» RECORDS PROVIDED:
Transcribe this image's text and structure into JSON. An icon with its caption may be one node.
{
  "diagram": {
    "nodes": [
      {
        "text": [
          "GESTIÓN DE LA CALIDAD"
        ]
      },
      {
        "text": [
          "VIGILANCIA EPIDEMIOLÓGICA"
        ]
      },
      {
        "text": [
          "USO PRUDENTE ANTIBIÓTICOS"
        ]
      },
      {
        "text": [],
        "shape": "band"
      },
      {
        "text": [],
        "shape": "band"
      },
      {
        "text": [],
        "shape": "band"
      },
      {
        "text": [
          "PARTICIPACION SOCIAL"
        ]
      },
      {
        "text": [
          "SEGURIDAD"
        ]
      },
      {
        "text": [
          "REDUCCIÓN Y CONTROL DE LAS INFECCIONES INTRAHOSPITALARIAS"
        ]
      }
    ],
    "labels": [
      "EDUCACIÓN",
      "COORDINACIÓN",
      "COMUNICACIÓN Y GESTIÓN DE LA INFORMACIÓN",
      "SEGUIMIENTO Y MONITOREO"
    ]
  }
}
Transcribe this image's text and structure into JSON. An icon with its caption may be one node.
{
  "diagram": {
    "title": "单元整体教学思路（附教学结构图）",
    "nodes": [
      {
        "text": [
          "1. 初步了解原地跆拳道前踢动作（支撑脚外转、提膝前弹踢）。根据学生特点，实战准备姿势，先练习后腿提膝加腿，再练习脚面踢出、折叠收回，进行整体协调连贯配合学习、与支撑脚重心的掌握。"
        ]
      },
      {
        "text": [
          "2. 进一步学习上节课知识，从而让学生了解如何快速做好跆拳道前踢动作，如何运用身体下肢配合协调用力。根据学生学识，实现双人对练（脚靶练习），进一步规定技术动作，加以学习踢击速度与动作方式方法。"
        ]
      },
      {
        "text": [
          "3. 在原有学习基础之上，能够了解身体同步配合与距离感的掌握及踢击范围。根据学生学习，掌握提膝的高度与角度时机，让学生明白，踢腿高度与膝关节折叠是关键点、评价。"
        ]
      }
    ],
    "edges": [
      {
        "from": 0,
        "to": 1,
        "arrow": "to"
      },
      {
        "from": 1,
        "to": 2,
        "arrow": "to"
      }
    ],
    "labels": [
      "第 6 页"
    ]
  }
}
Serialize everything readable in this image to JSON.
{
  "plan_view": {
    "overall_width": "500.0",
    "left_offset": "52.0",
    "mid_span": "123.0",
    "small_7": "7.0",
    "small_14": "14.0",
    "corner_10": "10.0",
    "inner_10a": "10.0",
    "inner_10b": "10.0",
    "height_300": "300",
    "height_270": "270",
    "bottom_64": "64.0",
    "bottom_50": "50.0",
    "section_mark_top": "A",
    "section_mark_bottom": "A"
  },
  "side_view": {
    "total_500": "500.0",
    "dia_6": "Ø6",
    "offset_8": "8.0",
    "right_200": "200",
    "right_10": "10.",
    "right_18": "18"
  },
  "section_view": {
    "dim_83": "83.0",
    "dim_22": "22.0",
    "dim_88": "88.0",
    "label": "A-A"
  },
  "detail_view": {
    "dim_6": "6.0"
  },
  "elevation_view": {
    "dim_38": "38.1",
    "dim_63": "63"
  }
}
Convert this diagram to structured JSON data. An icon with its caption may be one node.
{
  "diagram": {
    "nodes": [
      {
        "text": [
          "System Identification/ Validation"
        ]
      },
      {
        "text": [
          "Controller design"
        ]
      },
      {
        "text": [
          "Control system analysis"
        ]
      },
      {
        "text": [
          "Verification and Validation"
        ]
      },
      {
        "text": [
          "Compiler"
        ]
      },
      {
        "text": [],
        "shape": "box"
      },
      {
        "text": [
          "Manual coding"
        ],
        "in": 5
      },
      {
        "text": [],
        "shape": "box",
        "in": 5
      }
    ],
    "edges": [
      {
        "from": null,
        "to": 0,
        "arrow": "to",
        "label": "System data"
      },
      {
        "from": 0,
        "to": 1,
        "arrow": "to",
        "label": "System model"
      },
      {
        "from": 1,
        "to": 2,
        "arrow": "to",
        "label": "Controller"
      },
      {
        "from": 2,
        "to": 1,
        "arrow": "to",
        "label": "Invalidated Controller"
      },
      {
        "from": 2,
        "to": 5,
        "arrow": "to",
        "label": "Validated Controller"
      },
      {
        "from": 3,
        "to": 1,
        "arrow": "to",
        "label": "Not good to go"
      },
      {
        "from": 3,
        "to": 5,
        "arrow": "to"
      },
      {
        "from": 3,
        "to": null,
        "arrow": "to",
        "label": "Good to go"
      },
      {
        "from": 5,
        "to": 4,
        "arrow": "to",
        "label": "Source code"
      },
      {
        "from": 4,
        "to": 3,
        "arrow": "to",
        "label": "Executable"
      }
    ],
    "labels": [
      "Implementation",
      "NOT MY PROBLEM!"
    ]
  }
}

» WHAT YOU HAVE TO DO:
Repeat the data precisely, reproducing every entry.

» TASK SOLUTION:
Transcribe this image's text and structure into JSON. An icon with its caption may be one node.
{
  "diagram": {
    "nodes": [
      {
        "text": [
          "GESTIÓN DE LA CALIDAD"
        ]
      },
      {
        "text": [
          "VIGILANCIA EPIDEMIOLÓGICA"
        ]
      },
      {
        "text": [
          "USO PRUDENTE ANTIBIÓTICOS"
        ]
      },
      {
        "text": [],
        "shape": "band"
      },
      {
        "text": [],
        "shape": "band"
      },
      {
        "text": [],
        "shape": "band"
      },
      {
        "text": [
          "PARTICIPACION SOCIAL"
        ]
      },
      {
        "text": [
          "SEGURIDAD"
        ]
      },
      {
        "text": [
          "REDUCCIÓN Y CONTROL DE LAS INFECCIONES INTRAHOSPITALARIAS"
        ]
      }
    ],
    "labels": [
      "EDUCACIÓN",
      "COORDINACIÓN",
      "COMUNICACIÓN Y GESTIÓN DE LA INFORMACIÓN",
      "SEGUIMIENTO Y MONITOREO"
    ]
  }
}
Transcribe this image's text and structure into JSON. An icon with its caption may be one node.
{
  "diagram": {
    "title": "单元整体教学思路（附教学结构图）",
    "nodes": [
      {
        "text": [
          "1. 初步了解原地跆拳道前踢动作（支撑脚外转、提膝前弹踢）。根据学生特点，实战准备姿势，先练习后腿提膝加腿，再练习脚面踢出、折叠收回，进行整体协调连贯配合学习、与支撑脚重心的掌握。"
        ]
      },
      {
        "text": [
          "2. 进一步学习上节课知识，从而让学生了解如何快速做好跆拳道前踢动作，如何运用身体下肢配合协调用力。根据学生学识，实现双人对练（脚靶练习），进一步规定技术动作，加以学习踢击速度与动作方式方法。"
        ]
      },
      {
        "text": [
          "3. 在原有学习基础之上，能够了解身体同步配合与距离感的掌握及踢击范围。根据学生学习，掌握提膝的高度与角度时机，让学生明白，踢腿高度与膝关节折叠是关键点、评价。"
        ]
      }
    ],
    "edges": [
      {
        "from": 0,
        "to": 1,
        "arrow": "to"
      },
      {
        "from": 1,
        "to": 2,
        "arrow": "to"
      }
    ],
    "labels": [
      "第 6 页"
    ]
  }
}
Serialize everything readable in this image to JSON.
{
  "plan_view": {
    "overall_width": "500.0",
    "left_offset": "52.0",
    "mid_span": "123.0",
    "small_7": "7.0",
    "small_14": "14.0",
    "corner_10": "10.0",
    "inner_10a": "10.0",
    "inner_10b": "10.0",
    "height_300": "300",
    "height_270": "270",
    "bottom_64": "64.0",
    "bottom_50": "50.0",
    "section_mark_top": "A",
    "section_mark_bottom": "A"
  },
  "side_view": {
    "total_500": "500.0",
    "dia_6": "Ø6",
    "offset_8": "8.0",
    "right_200": "200",
    "right_10": "10.",
    "right_18": "18"
  },
  "section_view": {
    "dim_83": "83.0",
    "dim_22": "22.0",
    "dim_88": "88.0",
    "label": "A-A"
  },
  "detail_view": {
    "dim_6": "6.0"
  },
  "elevation_view": {
    "dim_38": "38.1",
    "dim_63": "63"
  }
}
Convert this diagram to structured JSON data. An icon with its caption may be one node.
{
  "diagram": {
    "nodes": [
      {
        "text": [
          "System Identification/ Validation"
        ]
      },
      {
        "text": [
          "Controller design"
        ]
      },
      {
        "text": [
          "Control system analysis"
        ]
      },
      {
        "text": [
          "Verification and Validation"
        ]
      },
      {
        "text": [
          "Compiler"
        ]
      },
      {
        "text": [],
        "shape": "box"
      },
      {
        "text": [
          "Manual coding"
        ],
        "in": 5
      },
      {
        "text": [],
        "shape": "box",
        "in": 5
      }
    ],
    "edges": [
      {
        "from": null,
        "to": 0,
        "arrow": "to",
        "label": "System data"
      },
      {
        "from": 0,
        "to": 1,
        "arrow": "to",
        "label": "System model"
      },
      {
        "from": 1,
        "to": 2,
        "arrow": "to",
        "label": "Controller"
      },
      {
        "from": 2,
        "to": 1,
        "arrow": "to",
        "label": "Invalidated Controller"
      },
      {
        "from": 2,
        "to": 5,
        "arrow": "to",
        "label": "Validated Controller"
      },
      {
        "from": 3,
        "to": 1,
        "arrow": "to",
        "label": "Not good to go"
      },
      {
        "from": 3,
        "to": 5,
        "arrow": "to"
      },
      {
        "from": 3,
        "to": null,
        "arrow": "to",
        "label": "Good to go"
      },
      {
        "from": 5,
        "to": 4,
        "arrow": "to",
        "label": "Source code"
      },
      {
        "from": 4,
        "to": 3,
        "arrow": "to",
        "label": "Executable"
      }
    ],
    "labels": [
      "Implementation",
      "NOT MY PROBLEM!"
    ]
  }
}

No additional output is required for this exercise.